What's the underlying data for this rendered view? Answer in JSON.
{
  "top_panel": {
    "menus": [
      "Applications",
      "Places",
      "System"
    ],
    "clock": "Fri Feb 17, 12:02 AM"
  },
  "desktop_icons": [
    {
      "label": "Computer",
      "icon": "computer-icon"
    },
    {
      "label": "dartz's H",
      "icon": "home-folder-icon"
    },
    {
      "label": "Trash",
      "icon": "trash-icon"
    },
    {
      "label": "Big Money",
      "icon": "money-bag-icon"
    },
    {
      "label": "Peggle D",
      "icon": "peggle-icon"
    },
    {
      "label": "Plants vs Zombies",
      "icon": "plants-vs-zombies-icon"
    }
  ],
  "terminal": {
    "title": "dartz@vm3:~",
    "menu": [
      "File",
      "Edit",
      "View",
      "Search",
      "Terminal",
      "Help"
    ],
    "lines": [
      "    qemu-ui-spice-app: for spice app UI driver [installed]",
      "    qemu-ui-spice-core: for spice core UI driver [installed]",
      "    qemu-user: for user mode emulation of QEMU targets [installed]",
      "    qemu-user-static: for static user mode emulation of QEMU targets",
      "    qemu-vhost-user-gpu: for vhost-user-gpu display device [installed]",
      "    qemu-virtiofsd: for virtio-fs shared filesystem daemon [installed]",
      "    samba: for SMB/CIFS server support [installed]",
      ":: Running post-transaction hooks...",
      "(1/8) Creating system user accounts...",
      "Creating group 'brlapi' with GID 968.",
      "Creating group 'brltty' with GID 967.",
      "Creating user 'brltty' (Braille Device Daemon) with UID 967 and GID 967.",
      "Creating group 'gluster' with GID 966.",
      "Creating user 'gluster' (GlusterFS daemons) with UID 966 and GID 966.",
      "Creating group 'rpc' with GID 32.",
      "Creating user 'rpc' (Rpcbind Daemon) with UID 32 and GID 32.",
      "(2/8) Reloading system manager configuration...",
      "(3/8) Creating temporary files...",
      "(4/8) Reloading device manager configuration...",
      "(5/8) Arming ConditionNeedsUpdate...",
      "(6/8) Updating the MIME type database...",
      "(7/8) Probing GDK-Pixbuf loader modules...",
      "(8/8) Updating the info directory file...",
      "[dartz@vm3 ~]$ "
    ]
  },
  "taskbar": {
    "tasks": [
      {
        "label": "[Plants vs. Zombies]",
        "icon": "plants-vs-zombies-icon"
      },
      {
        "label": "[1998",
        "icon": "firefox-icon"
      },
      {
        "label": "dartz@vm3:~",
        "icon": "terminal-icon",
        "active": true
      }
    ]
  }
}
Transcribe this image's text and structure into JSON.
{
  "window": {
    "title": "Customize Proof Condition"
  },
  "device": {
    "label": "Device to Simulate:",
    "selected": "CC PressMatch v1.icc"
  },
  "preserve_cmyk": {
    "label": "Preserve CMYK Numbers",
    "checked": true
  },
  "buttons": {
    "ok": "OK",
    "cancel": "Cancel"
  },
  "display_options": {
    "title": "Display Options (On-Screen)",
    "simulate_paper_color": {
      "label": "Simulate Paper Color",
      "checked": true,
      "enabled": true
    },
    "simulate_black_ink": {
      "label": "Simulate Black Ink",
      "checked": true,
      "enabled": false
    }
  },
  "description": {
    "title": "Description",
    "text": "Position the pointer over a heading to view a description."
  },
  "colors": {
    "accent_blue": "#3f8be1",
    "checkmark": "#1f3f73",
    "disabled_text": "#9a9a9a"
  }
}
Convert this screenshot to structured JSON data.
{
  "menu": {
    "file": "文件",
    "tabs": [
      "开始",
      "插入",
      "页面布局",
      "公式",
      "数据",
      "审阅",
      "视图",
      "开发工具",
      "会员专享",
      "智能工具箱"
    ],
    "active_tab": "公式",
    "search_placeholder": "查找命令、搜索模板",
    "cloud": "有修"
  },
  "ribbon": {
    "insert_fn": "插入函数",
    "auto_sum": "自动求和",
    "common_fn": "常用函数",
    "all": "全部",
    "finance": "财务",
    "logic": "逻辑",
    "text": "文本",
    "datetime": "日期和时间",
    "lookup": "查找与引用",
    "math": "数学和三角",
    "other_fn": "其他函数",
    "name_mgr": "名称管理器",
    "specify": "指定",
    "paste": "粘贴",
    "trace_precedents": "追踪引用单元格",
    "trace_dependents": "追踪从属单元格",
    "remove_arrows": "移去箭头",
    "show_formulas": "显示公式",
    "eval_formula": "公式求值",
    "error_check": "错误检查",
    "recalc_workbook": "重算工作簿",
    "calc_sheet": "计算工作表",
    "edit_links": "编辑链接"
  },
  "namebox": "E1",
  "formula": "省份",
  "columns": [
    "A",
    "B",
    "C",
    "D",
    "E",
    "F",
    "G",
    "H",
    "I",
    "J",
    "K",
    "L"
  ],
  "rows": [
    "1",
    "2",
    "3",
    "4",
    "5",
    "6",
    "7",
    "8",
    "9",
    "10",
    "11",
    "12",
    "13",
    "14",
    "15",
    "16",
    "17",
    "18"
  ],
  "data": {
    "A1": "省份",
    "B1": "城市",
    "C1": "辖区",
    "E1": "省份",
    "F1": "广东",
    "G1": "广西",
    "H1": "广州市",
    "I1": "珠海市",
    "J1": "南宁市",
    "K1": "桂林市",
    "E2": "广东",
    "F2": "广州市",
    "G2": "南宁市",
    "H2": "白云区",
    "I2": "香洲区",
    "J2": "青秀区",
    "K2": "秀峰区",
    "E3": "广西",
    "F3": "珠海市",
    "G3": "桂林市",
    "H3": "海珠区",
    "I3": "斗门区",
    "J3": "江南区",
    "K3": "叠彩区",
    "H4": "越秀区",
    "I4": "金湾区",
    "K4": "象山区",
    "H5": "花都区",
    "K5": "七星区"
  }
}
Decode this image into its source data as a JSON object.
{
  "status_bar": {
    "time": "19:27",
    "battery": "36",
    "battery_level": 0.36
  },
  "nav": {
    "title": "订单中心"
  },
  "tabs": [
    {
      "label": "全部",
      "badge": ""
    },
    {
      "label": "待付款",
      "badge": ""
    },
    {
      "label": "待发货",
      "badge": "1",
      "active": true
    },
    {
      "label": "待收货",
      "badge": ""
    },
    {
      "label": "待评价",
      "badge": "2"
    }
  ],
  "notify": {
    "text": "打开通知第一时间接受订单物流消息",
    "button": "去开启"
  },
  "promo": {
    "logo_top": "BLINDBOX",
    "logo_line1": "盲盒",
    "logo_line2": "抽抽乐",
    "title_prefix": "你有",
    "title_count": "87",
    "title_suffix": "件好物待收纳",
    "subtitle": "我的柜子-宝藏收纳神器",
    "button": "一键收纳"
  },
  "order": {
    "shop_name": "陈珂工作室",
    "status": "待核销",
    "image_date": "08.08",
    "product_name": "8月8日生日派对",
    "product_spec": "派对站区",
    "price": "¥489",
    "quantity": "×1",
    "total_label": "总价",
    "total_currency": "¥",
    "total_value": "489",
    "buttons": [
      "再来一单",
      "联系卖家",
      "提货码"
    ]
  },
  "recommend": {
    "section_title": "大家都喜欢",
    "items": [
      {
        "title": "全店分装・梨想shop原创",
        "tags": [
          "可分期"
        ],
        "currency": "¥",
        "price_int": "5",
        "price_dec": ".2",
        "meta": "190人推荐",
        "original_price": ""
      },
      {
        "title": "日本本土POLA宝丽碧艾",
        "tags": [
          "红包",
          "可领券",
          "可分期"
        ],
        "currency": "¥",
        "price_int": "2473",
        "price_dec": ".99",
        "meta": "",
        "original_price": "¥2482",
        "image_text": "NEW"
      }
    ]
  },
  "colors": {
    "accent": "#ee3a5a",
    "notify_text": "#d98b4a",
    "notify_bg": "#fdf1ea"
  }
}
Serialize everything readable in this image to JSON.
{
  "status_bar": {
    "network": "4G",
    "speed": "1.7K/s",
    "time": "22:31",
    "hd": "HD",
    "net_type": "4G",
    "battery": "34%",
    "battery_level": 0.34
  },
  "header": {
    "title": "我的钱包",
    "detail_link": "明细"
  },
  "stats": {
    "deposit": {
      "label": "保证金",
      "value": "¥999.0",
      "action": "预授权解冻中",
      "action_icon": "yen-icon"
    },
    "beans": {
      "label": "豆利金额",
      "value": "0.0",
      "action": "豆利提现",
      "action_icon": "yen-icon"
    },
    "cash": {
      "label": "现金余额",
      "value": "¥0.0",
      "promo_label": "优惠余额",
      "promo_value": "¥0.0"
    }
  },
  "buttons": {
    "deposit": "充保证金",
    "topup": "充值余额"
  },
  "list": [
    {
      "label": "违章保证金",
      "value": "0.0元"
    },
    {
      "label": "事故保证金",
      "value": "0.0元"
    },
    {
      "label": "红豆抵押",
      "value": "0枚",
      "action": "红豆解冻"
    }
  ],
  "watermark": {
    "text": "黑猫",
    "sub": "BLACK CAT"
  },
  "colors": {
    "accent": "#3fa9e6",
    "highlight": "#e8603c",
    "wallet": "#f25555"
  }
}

* **What to produce**
Beginning with the line that contains "Serialize everything readable", quote each line exactly through the last line of the entries above, and nothing beyond them.

* **Task result**
Serialize everything readable in this image to JSON.
{
  "status_bar": {
    "network": "4G",
    "speed": "1.7K/s",
    "time": "22:31",
    "hd": "HD",
    "net_type": "4G",
    "battery": "34%",
    "battery_level": 0.34
  },
  "header": {
    "title": "我的钱包",
    "detail_link": "明细"
  },
  "stats": {
    "deposit": {
      "label": "保证金",
      "value": "¥999.0",
      "action": "预授权解冻中",
      "action_icon": "yen-icon"
    },
    "beans": {
      "label": "豆利金额",
      "value": "0.0",
      "action": "豆利提现",
      "action_icon": "yen-icon"
    },
    "cash": {
      "label": "现金余额",
      "value": "¥0.0",
      "promo_label": "优惠余额",
      "promo_value": "¥0.0"
    }
  },
  "buttons": {
    "deposit": "充保证金",
    "topup": "充值余额"
  },
  "list": [
    {
      "label": "违章保证金",
      "value": "0.0元"
    },
    {
      "label": "事故保证金",
      "value": "0.0元"
    },
    {
      "label": "红豆抵押",
      "value": "0枚",
      "action": "红豆解冻"
    }
  ],
  "watermark": {
    "text": "黑猫",
    "sub": "BLACK CAT"
  },
  "colors": {
    "accent": "#3fa9e6",
    "highlight": "#e8603c",
    "wallet": "#f25555"
  }
}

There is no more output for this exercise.